§ Exercise prompt: Filter the entries that follow, copying every line in which the word "name" appears.
----------
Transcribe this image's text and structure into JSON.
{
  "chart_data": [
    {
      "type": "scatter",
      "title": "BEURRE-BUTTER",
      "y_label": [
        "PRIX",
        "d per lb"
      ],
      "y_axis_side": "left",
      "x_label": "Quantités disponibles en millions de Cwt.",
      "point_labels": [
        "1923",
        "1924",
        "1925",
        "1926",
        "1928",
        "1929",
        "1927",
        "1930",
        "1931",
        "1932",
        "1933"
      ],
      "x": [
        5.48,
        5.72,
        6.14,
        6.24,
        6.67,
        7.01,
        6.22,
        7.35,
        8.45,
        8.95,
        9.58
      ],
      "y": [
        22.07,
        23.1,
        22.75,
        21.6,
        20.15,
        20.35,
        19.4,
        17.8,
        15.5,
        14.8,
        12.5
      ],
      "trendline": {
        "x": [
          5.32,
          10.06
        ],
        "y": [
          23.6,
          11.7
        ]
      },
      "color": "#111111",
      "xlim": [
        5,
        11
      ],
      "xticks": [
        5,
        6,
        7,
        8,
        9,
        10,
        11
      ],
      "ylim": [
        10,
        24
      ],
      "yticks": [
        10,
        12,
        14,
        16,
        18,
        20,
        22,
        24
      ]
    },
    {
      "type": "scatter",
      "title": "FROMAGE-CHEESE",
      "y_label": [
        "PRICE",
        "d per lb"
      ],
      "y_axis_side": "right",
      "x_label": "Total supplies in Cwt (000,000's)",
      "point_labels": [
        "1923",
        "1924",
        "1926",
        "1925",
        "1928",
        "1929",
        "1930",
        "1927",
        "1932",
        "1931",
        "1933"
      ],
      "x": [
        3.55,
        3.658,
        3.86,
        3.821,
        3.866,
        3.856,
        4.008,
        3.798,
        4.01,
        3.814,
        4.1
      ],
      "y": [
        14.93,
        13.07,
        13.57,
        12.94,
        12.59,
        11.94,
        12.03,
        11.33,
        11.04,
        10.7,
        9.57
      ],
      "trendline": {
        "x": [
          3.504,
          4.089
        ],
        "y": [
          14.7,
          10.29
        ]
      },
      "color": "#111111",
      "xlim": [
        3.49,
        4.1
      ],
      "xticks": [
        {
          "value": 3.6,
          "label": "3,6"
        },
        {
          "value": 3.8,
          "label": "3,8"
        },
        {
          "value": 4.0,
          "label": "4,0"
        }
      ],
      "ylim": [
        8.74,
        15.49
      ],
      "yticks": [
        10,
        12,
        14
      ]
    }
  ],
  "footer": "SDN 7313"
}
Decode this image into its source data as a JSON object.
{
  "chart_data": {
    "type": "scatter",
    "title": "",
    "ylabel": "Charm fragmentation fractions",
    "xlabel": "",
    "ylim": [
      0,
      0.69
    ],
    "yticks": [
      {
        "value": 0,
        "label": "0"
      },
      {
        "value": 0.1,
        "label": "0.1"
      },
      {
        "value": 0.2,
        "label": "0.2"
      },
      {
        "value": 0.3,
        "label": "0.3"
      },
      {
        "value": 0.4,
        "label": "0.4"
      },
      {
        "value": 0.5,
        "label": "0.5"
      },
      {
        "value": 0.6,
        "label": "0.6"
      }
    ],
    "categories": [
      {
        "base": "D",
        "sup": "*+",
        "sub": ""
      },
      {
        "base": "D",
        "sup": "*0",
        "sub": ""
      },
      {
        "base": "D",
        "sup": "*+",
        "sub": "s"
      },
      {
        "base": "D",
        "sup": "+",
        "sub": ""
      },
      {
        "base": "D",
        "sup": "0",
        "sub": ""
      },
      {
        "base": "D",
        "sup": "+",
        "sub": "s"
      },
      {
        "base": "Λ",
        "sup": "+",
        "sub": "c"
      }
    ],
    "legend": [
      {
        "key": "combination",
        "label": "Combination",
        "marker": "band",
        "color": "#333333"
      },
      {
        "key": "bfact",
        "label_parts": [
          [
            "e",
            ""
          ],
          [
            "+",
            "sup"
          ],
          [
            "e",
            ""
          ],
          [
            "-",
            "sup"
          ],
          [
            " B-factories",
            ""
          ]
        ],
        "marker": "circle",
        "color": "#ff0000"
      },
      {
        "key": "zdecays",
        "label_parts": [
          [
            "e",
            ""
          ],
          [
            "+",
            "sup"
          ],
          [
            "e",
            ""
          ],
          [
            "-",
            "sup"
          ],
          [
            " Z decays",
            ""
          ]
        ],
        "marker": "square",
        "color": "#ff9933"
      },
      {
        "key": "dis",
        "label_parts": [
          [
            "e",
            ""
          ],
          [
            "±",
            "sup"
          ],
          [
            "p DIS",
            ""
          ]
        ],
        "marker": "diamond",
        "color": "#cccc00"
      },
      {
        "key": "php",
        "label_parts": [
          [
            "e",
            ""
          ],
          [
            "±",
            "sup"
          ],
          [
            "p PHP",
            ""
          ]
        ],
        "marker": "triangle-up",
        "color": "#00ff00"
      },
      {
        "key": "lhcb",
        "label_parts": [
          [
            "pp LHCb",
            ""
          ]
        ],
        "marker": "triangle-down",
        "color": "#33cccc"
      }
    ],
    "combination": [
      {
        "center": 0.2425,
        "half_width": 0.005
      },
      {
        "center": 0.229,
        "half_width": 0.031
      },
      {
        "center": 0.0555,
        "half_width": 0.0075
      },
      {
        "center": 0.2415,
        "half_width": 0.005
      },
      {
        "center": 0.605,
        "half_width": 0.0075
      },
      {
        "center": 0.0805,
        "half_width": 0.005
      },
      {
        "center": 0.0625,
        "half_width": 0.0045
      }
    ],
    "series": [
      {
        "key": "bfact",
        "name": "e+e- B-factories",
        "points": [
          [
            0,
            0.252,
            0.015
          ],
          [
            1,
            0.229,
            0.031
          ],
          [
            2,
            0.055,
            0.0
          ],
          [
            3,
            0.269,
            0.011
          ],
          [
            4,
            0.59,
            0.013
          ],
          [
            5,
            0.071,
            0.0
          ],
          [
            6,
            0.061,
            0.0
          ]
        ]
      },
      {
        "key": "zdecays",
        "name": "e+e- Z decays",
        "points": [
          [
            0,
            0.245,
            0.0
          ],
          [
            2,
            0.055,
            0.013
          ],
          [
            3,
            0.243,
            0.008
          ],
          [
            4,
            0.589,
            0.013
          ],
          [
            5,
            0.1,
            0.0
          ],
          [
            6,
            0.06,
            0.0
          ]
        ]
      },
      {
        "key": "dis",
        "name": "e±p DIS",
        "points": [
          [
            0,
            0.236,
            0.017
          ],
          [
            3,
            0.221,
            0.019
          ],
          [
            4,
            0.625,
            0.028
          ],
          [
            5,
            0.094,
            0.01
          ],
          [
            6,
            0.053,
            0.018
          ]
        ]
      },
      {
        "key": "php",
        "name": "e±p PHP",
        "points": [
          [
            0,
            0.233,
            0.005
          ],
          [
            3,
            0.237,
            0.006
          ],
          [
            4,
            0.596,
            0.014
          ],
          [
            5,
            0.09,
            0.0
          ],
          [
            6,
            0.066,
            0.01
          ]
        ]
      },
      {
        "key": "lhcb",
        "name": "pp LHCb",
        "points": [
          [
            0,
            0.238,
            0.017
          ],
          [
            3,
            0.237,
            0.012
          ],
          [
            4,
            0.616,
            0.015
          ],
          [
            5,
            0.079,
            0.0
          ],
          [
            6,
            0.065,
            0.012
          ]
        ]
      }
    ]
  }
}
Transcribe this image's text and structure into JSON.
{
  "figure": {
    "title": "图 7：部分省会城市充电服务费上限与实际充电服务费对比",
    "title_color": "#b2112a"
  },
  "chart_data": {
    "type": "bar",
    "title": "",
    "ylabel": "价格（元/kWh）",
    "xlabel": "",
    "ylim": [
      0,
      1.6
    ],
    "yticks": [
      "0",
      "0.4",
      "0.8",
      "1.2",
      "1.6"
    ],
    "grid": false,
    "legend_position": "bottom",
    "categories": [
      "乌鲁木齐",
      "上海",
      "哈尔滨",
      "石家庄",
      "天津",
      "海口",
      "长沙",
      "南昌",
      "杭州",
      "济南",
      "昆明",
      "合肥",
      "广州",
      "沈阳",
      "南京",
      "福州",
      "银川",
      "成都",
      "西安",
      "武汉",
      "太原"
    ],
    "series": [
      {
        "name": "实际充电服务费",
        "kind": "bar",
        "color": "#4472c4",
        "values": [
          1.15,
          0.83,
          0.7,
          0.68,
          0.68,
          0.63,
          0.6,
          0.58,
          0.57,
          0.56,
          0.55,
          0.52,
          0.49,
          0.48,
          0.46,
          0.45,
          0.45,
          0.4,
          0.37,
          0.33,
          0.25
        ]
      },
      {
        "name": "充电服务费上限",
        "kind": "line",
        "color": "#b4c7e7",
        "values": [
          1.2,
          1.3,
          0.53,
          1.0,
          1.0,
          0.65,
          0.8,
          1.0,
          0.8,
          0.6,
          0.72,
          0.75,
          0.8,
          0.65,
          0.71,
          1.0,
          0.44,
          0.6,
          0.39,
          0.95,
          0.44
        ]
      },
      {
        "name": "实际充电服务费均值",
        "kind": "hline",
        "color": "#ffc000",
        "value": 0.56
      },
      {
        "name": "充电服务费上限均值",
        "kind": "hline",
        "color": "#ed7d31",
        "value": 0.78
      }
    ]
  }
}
----------
§ Problem solution:
        "name": "e+e- B-factories",
        "name": "e+e- Z decays",
        "name": "e±p DIS",
        "name": "e±p PHP",
        "name": "pp LHCb",
        "name": "实际充电服务费",
        "name": "充电服务费上限",
        "name": "实际充电服务费均值",
        "name": "充电服务费上限均值",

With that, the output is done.